* Do this *
Output all entries verbatim. Skip pictures.

== Record set ==

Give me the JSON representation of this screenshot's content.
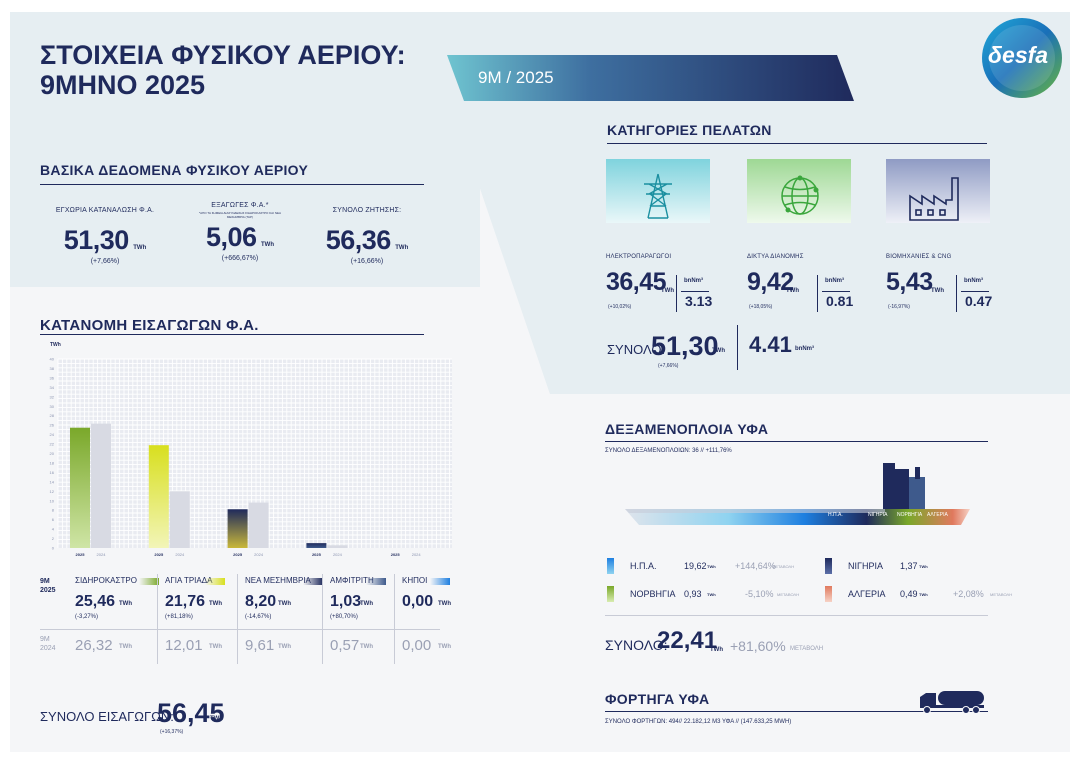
{
  "header": {
    "title_line1": "ΣΤΟΙΧΕΙΑ ΦΥΣΙΚΟΥ ΑΕΡΙΟΥ:",
    "title_line2": "9ΜΗΝΟ 2025",
    "period_tab": "9M / 2025",
    "logo_text": "δesfa"
  },
  "basic": {
    "title": "ΒΑΣΙΚΑ ΔΕΔΟΜΕΝΑ ΦΥΣΙΚΟΥ ΑΕΡΙΟΥ",
    "items": [
      {
        "label": "ΕΓΧΩΡΙΑ ΚΑΤΑΝΑΛΩΣΗ Φ.Α.",
        "note": "",
        "value": "51,30",
        "unit": "TWh",
        "change": "(+7,66%)"
      },
      {
        "label": "ΕΞΑΓΩΓΕΣ Φ.Α.*",
        "note": "*ΑΠΟ ΤΑ ΣΗΜΕΙΑ ΔΙΑΣΥΝΔΕΣΗΣ ΣΙΔΗΡΟΚΑΣΤΡΟ ΚΑΙ ΝΕΑ ΜΕΣΗΜΒΡΙΑ (TAP)",
        "value": "5,06",
        "unit": "TWh",
        "change": "(+666,67%)"
      },
      {
        "label": "ΣΥΝΟΛΟ ΖΗΤΗΣΗΣ:",
        "note": "",
        "value": "56,36",
        "unit": "TWh",
        "change": "(+16,66%)"
      }
    ]
  },
  "imports": {
    "title": "ΚΑΤΑΝΟΜΗ ΕΙΣΑΓΩΓΩΝ Φ.Α.",
    "unit_label": "TWh",
    "row_label_current": "9M\n2025",
    "row_label_current_1": "9M",
    "row_label_current_2": "2025",
    "row_label_prev_1": "9M",
    "row_label_prev_2": "2024",
    "unit": "TWh",
    "points": [
      {
        "name": "ΣΙΔΗΡΟΚΑΣΤΡΟ",
        "value": "25,46",
        "change": "(-3,27%)",
        "prev": "26,32",
        "color": "#7aa82a"
      },
      {
        "name": "ΑΓΙΑ ΤΡΙΑΔΑ",
        "value": "21,76",
        "change": "(+81,18%)",
        "prev": "12,01",
        "color": "#d8df1e"
      },
      {
        "name": "ΝΕΑ ΜΕΣΗΜΒΡΙΑ",
        "value": "8,20",
        "change": "(-14,67%)",
        "prev": "9,61",
        "color": "#1f2a5c"
      },
      {
        "name": "ΑΜΦΙΤΡΙΤΗ",
        "value": "1,03",
        "change": "(+80,70%)",
        "prev": "0,57",
        "color": "#3e5a8c"
      },
      {
        "name": "ΚΗΠΟΙ",
        "value": "0,00",
        "change": "",
        "prev": "0,00",
        "color": "#1e7fe0"
      }
    ],
    "total_label": "ΣΥΝΟΛΟ ΕΙΣΑΓΩΓΩΝ:",
    "total_value": "56,45",
    "total_unit": "TWh",
    "total_change": "(+16,37%)"
  },
  "chart_data": {
    "type": "bar",
    "categories": [
      "ΣΙΔΗΡΟΚΑΣΤΡΟ",
      "ΑΓΙΑ ΤΡΙΑΔΑ",
      "ΝΕΑ ΜΕΣΗΜΒΡΙΑ",
      "ΑΜΦΙΤΡΙΤΗ",
      "ΚΗΠΟΙ"
    ],
    "series": [
      {
        "name": "2025",
        "values": [
          25.46,
          21.76,
          8.2,
          1.03,
          0.0
        ]
      },
      {
        "name": "2024",
        "values": [
          26.32,
          12.01,
          9.61,
          0.57,
          0.0
        ]
      }
    ],
    "ylabel": "TWh",
    "ylim": [
      0,
      40
    ],
    "yticks": [
      "0",
      "2",
      "4",
      "6",
      "8",
      "10",
      "12",
      "14",
      "16",
      "18",
      "20",
      "22",
      "24",
      "26",
      "28",
      "30",
      "32",
      "34",
      "36",
      "38",
      "40"
    ],
    "bar_labels": [
      "2025",
      "2024"
    ],
    "grid": true
  },
  "customers": {
    "title": "ΚΑΤΗΓΟΡΙΕΣ ΠΕΛΑΤΩΝ",
    "items": [
      {
        "label": "ΗΛΕΚΤΡΟΠΑΡΑΓΩΓΟΙ",
        "value": "36,45",
        "unit": "TWh",
        "change": "(+10,02%)",
        "vol_unit": "bnNm³",
        "vol": "3.13",
        "icon": "power-tower-icon",
        "bg": "#7fd3dd"
      },
      {
        "label": "ΔΙΚΤΥΑ ΔΙΑΝΟΜΗΣ",
        "value": "9,42",
        "unit": "TWh",
        "change": "(+18,05%)",
        "vol_unit": "bnNm³",
        "vol": "0.81",
        "icon": "globe-network-icon",
        "bg": "#9ed894"
      },
      {
        "label": "ΒΙΟΜΗΧΑΝΙΕΣ & CNG",
        "value": "5,43",
        "unit": "TWh",
        "change": "(-16,97%)",
        "vol_unit": "bnNm³",
        "vol": "0.47",
        "icon": "factory-icon",
        "bg": "#8f9bc4"
      }
    ],
    "total_label": "ΣΥΝΟΛΟ:",
    "total_value": "51,30",
    "total_unit": "TWh",
    "total_change": "(+7,66%)",
    "total_vol": "4.41",
    "total_vol_unit": "bnNm³"
  },
  "lng": {
    "title": "ΔΕΞΑΜΕΝΟΠΛΟΙΑ ΥΦΑ",
    "subtitle": "ΣΥΝΟΛΟ ΔΕΞΑΜΕΝΟΠΛΟΙΩΝ: 36 // +111,76%",
    "ship_labels": [
      "Η.Π.Α.",
      "ΝΙΓΗΡΙΑ",
      "ΝΟΡΒΗΓΙΑ",
      "ΑΛΓΕΡΙΑ"
    ],
    "sources": [
      {
        "name": "Η.Π.Α.",
        "value": "19,62",
        "unit": "TWh",
        "change": "+144,64%",
        "change_label": "ΜΕΤΑΒΟΛΗ",
        "color_top": "#1e7fe0",
        "color_bottom": "#8fd3f0"
      },
      {
        "name": "ΝΟΡΒΗΓΙΑ",
        "value": "0,93",
        "unit": "TWh",
        "change": "-5,10%",
        "change_label": "ΜΕΤΑΒΟΛΗ",
        "color_top": "#7aa82a",
        "color_bottom": "#d8ecb0"
      },
      {
        "name": "ΝΙΓΗΡΙΑ",
        "value": "1,37",
        "unit": "TWh",
        "change": "",
        "change_label": "",
        "color_top": "#1f2a5c",
        "color_bottom": "#5b6fa8"
      },
      {
        "name": "ΑΛΓΕΡΙΑ",
        "value": "0,49",
        "unit": "TWh",
        "change": "+2,08%",
        "change_label": "ΜΕΤΑΒΟΛΗ",
        "color_top": "#e0795e",
        "color_bottom": "#f6d2c6"
      }
    ],
    "total_label": "ΣΥΝΟΛΟ:",
    "total_value": "22,41",
    "total_unit": "TWh",
    "total_change": "+81,60%",
    "total_change_label": "ΜΕΤΑΒΟΛΗ"
  },
  "trucks": {
    "title": "ΦΟΡΤΗΓΑ ΥΦΑ",
    "subtitle": "ΣΥΝΟΛΟ ΦΟΡΤΗΓΩΝ: 494// 22.182,12 Μ3 ΥΦΑ // (147.633,25 MWH)"
  }
}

===

* Task output *
Give me the JSON representation of this screenshot's content.
{
  "header": {
    "title_line1": "ΣΤΟΙΧΕΙΑ ΦΥΣΙΚΟΥ ΑΕΡΙΟΥ:",
    "title_line2": "9ΜΗΝΟ 2025",
    "period_tab": "9M / 2025",
    "logo_text": "δesfa"
  },
  "basic": {
    "title": "ΒΑΣΙΚΑ ΔΕΔΟΜΕΝΑ ΦΥΣΙΚΟΥ ΑΕΡΙΟΥ",
    "items": [
      {
        "label": "ΕΓΧΩΡΙΑ ΚΑΤΑΝΑΛΩΣΗ Φ.Α.",
        "note": "",
        "value": "51,30",
        "unit": "TWh",
        "change": "(+7,66%)"
      },
      {
        "label": "ΕΞΑΓΩΓΕΣ Φ.Α.*",
        "note": "*ΑΠΟ ΤΑ ΣΗΜΕΙΑ ΔΙΑΣΥΝΔΕΣΗΣ ΣΙΔΗΡΟΚΑΣΤΡΟ ΚΑΙ ΝΕΑ ΜΕΣΗΜΒΡΙΑ (TAP)",
        "value": "5,06",
        "unit": "TWh",
        "change": "(+666,67%)"
      },
      {
        "label": "ΣΥΝΟΛΟ ΖΗΤΗΣΗΣ:",
        "note": "",
        "value": "56,36",
        "unit": "TWh",
        "change": "(+16,66%)"
      }
    ]
  },
  "imports": {
    "title": "ΚΑΤΑΝΟΜΗ ΕΙΣΑΓΩΓΩΝ Φ.Α.",
    "unit_label": "TWh",
    "row_label_current": "9M\n2025",
    "row_label_current_1": "9M",
    "row_label_current_2": "2025",
    "row_label_prev_1": "9M",
    "row_label_prev_2": "2024",
    "unit": "TWh",
    "points": [
      {
        "name": "ΣΙΔΗΡΟΚΑΣΤΡΟ",
        "value": "25,46",
        "change": "(-3,27%)",
        "prev": "26,32",
        "color": "#7aa82a"
      },
      {
        "name": "ΑΓΙΑ ΤΡΙΑΔΑ",
        "value": "21,76",
        "change": "(+81,18%)",
        "prev": "12,01",
        "color": "#d8df1e"
      },
      {
        "name": "ΝΕΑ ΜΕΣΗΜΒΡΙΑ",
        "value": "8,20",
        "change": "(-14,67%)",
        "prev": "9,61",
        "color": "#1f2a5c"
      },
      {
        "name": "ΑΜΦΙΤΡΙΤΗ",
        "value": "1,03",
        "change": "(+80,70%)",
        "prev": "0,57",
        "color": "#3e5a8c"
      },
      {
        "name": "ΚΗΠΟΙ",
        "value": "0,00",
        "change": "",
        "prev": "0,00",
        "color": "#1e7fe0"
      }
    ],
    "total_label": "ΣΥΝΟΛΟ ΕΙΣΑΓΩΓΩΝ:",
    "total_value": "56,45",
    "total_unit": "TWh",
    "total_change": "(+16,37%)"
  },
  "chart_data": {
    "type": "bar",
    "categories": [
      "ΣΙΔΗΡΟΚΑΣΤΡΟ",
      "ΑΓΙΑ ΤΡΙΑΔΑ",
      "ΝΕΑ ΜΕΣΗΜΒΡΙΑ",
      "ΑΜΦΙΤΡΙΤΗ",
      "ΚΗΠΟΙ"
    ],
    "series": [
      {
        "name": "2025",
        "values": [
          25.46,
          21.76,
          8.2,
          1.03,
          0.0
        ]
      },
      {
        "name": "2024",
        "values": [
          26.32,
          12.01,
          9.61,
          0.57,
          0.0
        ]
      }
    ],
    "ylabel": "TWh",
    "ylim": [
      0,
      40
    ],
    "yticks": [
      "0",
      "2",
      "4",
      "6",
      "8",
      "10",
      "12",
      "14",
      "16",
      "18",
      "20",
      "22",
      "24",
      "26",
      "28",
      "30",
      "32",
      "34",
      "36",
      "38",
      "40"
    ],
    "bar_labels": [
      "2025",
      "2024"
    ],
    "grid": true
  },
  "customers": {
    "title": "ΚΑΤΗΓΟΡΙΕΣ ΠΕΛΑΤΩΝ",
    "items": [
      {
        "label": "ΗΛΕΚΤΡΟΠΑΡΑΓΩΓΟΙ",
        "value": "36,45",
        "unit": "TWh",
        "change": "(+10,02%)",
        "vol_unit": "bnNm³",
        "vol": "3.13",
        "icon": "power-tower-icon",
        "bg": "#7fd3dd"
      },
      {
        "label": "ΔΙΚΤΥΑ ΔΙΑΝΟΜΗΣ",
        "value": "9,42",
        "unit": "TWh",
        "change": "(+18,05%)",
        "vol_unit": "bnNm³",
        "vol": "0.81",
        "icon": "globe-network-icon",
        "bg": "#9ed894"
      },
      {
        "label": "ΒΙΟΜΗΧΑΝΙΕΣ & CNG",
        "value": "5,43",
        "unit": "TWh",
        "change": "(-16,97%)",
        "vol_unit": "bnNm³",
        "vol": "0.47",
        "icon": "factory-icon",
        "bg": "#8f9bc4"
      }
    ],
    "total_label": "ΣΥΝΟΛΟ:",
    "total_value": "51,30",
    "total_unit": "TWh",
    "total_change": "(+7,66%)",
    "total_vol": "4.41",
    "total_vol_unit": "bnNm³"
  },
  "lng": {
    "title": "ΔΕΞΑΜΕΝΟΠΛΟΙΑ ΥΦΑ",
    "subtitle": "ΣΥΝΟΛΟ ΔΕΞΑΜΕΝΟΠΛΟΙΩΝ: 36 // +111,76%",
    "ship_labels": [
      "Η.Π.Α.",
      "ΝΙΓΗΡΙΑ",
      "ΝΟΡΒΗΓΙΑ",
      "ΑΛΓΕΡΙΑ"
    ],
    "sources": [
      {
        "name": "Η.Π.Α.",
        "value": "19,62",
        "unit": "TWh",
        "change": "+144,64%",
        "change_label": "ΜΕΤΑΒΟΛΗ",
        "color_top": "#1e7fe0",
        "color_bottom": "#8fd3f0"
      },
      {
        "name": "ΝΟΡΒΗΓΙΑ",
        "value": "0,93",
        "unit": "TWh",
        "change": "-5,10%",
        "change_label": "ΜΕΤΑΒΟΛΗ",
        "color_top": "#7aa82a",
        "color_bottom": "#d8ecb0"
      },
      {
        "name": "ΝΙΓΗΡΙΑ",
        "value": "1,37",
        "unit": "TWh",
        "change": "",
        "change_label": "",
        "color_top": "#1f2a5c",
        "color_bottom": "#5b6fa8"
      },
      {
        "name": "ΑΛΓΕΡΙΑ",
        "value": "0,49",
        "unit": "TWh",
        "change": "+2,08%",
        "change_label": "ΜΕΤΑΒΟΛΗ",
        "color_top": "#e0795e",
        "color_bottom": "#f6d2c6"
      }
    ],
    "total_label": "ΣΥΝΟΛΟ:",
    "total_value": "22,41",
    "total_unit": "TWh",
    "total_change": "+81,60%",
    "total_change_label": "ΜΕΤΑΒΟΛΗ"
  },
  "trucks": {
    "title": "ΦΟΡΤΗΓΑ ΥΦΑ",
    "subtitle": "ΣΥΝΟΛΟ ΦΟΡΤΗΓΩΝ: 494// 22.182,12 Μ3 ΥΦΑ // (147.633,25 MWH)"
  }
}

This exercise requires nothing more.